- **Record excerpts**
● ● ● ●

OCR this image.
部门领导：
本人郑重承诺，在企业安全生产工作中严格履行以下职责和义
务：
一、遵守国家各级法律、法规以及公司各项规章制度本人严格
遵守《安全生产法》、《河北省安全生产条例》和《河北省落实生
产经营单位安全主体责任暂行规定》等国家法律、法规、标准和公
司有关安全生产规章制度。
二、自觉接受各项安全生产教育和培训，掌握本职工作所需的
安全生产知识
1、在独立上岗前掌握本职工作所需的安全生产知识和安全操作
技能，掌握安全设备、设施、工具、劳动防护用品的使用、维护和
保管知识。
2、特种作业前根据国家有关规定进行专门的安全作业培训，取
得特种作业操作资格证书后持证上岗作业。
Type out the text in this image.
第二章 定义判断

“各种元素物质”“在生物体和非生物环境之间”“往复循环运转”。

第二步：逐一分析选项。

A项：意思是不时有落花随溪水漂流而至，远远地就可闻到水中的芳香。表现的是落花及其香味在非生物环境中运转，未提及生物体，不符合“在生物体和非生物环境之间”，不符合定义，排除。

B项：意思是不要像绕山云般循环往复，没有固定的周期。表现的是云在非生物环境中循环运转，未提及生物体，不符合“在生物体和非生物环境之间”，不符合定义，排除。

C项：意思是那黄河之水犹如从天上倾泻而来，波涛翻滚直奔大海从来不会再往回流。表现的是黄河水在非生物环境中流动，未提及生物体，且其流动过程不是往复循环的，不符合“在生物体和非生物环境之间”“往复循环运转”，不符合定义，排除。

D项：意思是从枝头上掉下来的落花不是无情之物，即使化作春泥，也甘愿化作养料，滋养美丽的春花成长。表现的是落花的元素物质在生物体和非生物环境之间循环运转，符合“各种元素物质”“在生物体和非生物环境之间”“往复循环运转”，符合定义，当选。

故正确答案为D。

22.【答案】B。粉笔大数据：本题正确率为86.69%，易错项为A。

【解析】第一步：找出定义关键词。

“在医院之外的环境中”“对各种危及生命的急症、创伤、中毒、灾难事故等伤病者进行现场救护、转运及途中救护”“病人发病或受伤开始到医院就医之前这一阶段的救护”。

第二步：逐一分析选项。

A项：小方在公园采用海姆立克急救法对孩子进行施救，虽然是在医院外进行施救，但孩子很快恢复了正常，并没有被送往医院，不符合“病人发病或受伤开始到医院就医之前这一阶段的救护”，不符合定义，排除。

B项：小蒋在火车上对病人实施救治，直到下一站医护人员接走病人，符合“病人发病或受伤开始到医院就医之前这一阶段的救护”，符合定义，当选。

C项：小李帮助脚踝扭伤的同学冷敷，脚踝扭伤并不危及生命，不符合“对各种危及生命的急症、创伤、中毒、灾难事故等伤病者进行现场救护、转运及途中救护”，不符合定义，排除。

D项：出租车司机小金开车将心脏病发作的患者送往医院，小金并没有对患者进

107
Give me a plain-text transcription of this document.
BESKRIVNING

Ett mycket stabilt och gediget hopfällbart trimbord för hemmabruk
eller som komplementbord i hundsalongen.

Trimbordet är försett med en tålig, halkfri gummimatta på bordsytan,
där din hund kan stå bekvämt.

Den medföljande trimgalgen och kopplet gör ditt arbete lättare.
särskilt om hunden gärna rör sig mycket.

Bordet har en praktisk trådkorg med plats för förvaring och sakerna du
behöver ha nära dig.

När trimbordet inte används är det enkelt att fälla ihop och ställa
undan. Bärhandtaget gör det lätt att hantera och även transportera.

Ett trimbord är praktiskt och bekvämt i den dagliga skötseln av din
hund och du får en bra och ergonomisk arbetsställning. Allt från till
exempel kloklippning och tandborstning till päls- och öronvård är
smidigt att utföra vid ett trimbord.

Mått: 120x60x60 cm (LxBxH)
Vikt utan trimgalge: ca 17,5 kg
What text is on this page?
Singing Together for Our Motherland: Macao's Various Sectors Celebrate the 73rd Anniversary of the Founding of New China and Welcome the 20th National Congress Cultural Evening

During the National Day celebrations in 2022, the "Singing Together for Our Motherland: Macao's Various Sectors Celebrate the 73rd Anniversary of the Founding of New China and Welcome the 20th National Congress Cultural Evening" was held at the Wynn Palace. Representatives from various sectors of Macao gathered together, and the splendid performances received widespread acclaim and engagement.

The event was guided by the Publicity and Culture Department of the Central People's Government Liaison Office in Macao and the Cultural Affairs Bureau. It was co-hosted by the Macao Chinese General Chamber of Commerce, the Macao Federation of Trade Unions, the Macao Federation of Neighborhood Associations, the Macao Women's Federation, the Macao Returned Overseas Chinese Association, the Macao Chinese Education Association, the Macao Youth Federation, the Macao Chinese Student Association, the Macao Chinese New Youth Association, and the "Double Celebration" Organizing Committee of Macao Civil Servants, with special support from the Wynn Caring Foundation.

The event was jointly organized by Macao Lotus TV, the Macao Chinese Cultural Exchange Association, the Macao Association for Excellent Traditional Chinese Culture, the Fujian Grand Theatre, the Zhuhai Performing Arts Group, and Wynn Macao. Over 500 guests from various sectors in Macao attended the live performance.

● ● ● ●

Copy each record from above without leaving any out.

- **Response for this exercise**
OCR this image.
部门领导：
本人郑重承诺，在企业安全生产工作中严格履行以下职责和义
务：
一、遵守国家各级法律、法规以及公司各项规章制度本人严格
遵守《安全生产法》、《河北省安全生产条例》和《河北省落实生
产经营单位安全主体责任暂行规定》等国家法律、法规、标准和公
司有关安全生产规章制度。
二、自觉接受各项安全生产教育和培训，掌握本职工作所需的
安全生产知识
1、在独立上岗前掌握本职工作所需的安全生产知识和安全操作
技能，掌握安全设备、设施、工具、劳动防护用品的使用、维护和
保管知识。
2、特种作业前根据国家有关规定进行专门的安全作业培训，取
得特种作业操作资格证书后持证上岗作业。
Type out the text in this image.
第二章 定义判断

“各种元素物质”“在生物体和非生物环境之间”“往复循环运转”。

第二步：逐一分析选项。

A项：意思是不时有落花随溪水漂流而至，远远地就可闻到水中的芳香。表现的是落花及其香味在非生物环境中运转，未提及生物体，不符合“在生物体和非生物环境之间”，不符合定义，排除。

B项：意思是不要像绕山云般循环往复，没有固定的周期。表现的是云在非生物环境中循环运转，未提及生物体，不符合“在生物体和非生物环境之间”，不符合定义，排除。

C项：意思是那黄河之水犹如从天上倾泻而来，波涛翻滚直奔大海从来不会再往回流。表现的是黄河水在非生物环境中流动，未提及生物体，且其流动过程不是往复循环的，不符合“在生物体和非生物环境之间”“往复循环运转”，不符合定义，排除。

D项：意思是从枝头上掉下来的落花不是无情之物，即使化作春泥，也甘愿化作养料，滋养美丽的春花成长。表现的是落花的元素物质在生物体和非生物环境之间循环运转，符合“各种元素物质”“在生物体和非生物环境之间”“往复循环运转”，符合定义，当选。

故正确答案为D。

22.【答案】B。粉笔大数据：本题正确率为86.69%，易错项为A。

【解析】第一步：找出定义关键词。

“在医院之外的环境中”“对各种危及生命的急症、创伤、中毒、灾难事故等伤病者进行现场救护、转运及途中救护”“病人发病或受伤开始到医院就医之前这一阶段的救护”。

第二步：逐一分析选项。

A项：小方在公园采用海姆立克急救法对孩子进行施救，虽然是在医院外进行施救，但孩子很快恢复了正常，并没有被送往医院，不符合“病人发病或受伤开始到医院就医之前这一阶段的救护”，不符合定义，排除。

B项：小蒋在火车上对病人实施救治，直到下一站医护人员接走病人，符合“病人发病或受伤开始到医院就医之前这一阶段的救护”，符合定义，当选。

C项：小李帮助脚踝扭伤的同学冷敷，脚踝扭伤并不危及生命，不符合“对各种危及生命的急症、创伤、中毒、灾难事故等伤病者进行现场救护、转运及途中救护”，不符合定义，排除。

D项：出租车司机小金开车将心脏病发作的患者送往医院，小金并没有对患者进

107
Give me a plain-text transcription of this document.
BESKRIVNING

Ett mycket stabilt och gediget hopfällbart trimbord för hemmabruk
eller som komplementbord i hundsalongen.

Trimbordet är försett med en tålig, halkfri gummimatta på bordsytan,
där din hund kan stå bekvämt.

Den medföljande trimgalgen och kopplet gör ditt arbete lättare.
särskilt om hunden gärna rör sig mycket.

Bordet har en praktisk trådkorg med plats för förvaring och sakerna du
behöver ha nära dig.

När trimbordet inte används är det enkelt att fälla ihop och ställa
undan. Bärhandtaget gör det lätt att hantera och även transportera.

Ett trimbord är praktiskt och bekvämt i den dagliga skötseln av din
hund och du får en bra och ergonomisk arbetsställning. Allt från till
exempel kloklippning och tandborstning till päls- och öronvård är
smidigt att utföra vid ett trimbord.

Mått: 120x60x60 cm (LxBxH)
Vikt utan trimgalge: ca 17,5 kg
What text is on this page?
Singing Together for Our Motherland: Macao's Various Sectors Celebrate the 73rd Anniversary of the Founding of New China and Welcome the 20th National Congress Cultural Evening

During the National Day celebrations in 2022, the "Singing Together for Our Motherland: Macao's Various Sectors Celebrate the 73rd Anniversary of the Founding of New China and Welcome the 20th National Congress Cultural Evening" was held at the Wynn Palace. Representatives from various sectors of Macao gathered together, and the splendid performances received widespread acclaim and engagement.

The event was guided by the Publicity and Culture Department of the Central People's Government Liaison Office in Macao and the Cultural Affairs Bureau. It was co-hosted by the Macao Chinese General Chamber of Commerce, the Macao Federation of Trade Unions, the Macao Federation of Neighborhood Associations, the Macao Women's Federation, the Macao Returned Overseas Chinese Association, the Macao Chinese Education Association, the Macao Youth Federation, the Macao Chinese Student Association, the Macao Chinese New Youth Association, and the "Double Celebration" Organizing Committee of Macao Civil Servants, with special support from the Wynn Caring Foundation.

The event was jointly organized by Macao Lotus TV, the Macao Chinese Cultural Exchange Association, the Macao Association for Excellent Traditional Chinese Culture, the Fujian Grand Theatre, the Zhuhai Performing Arts Group, and Wynn Macao. Over 500 guests from various sectors in Macao attended the live performance.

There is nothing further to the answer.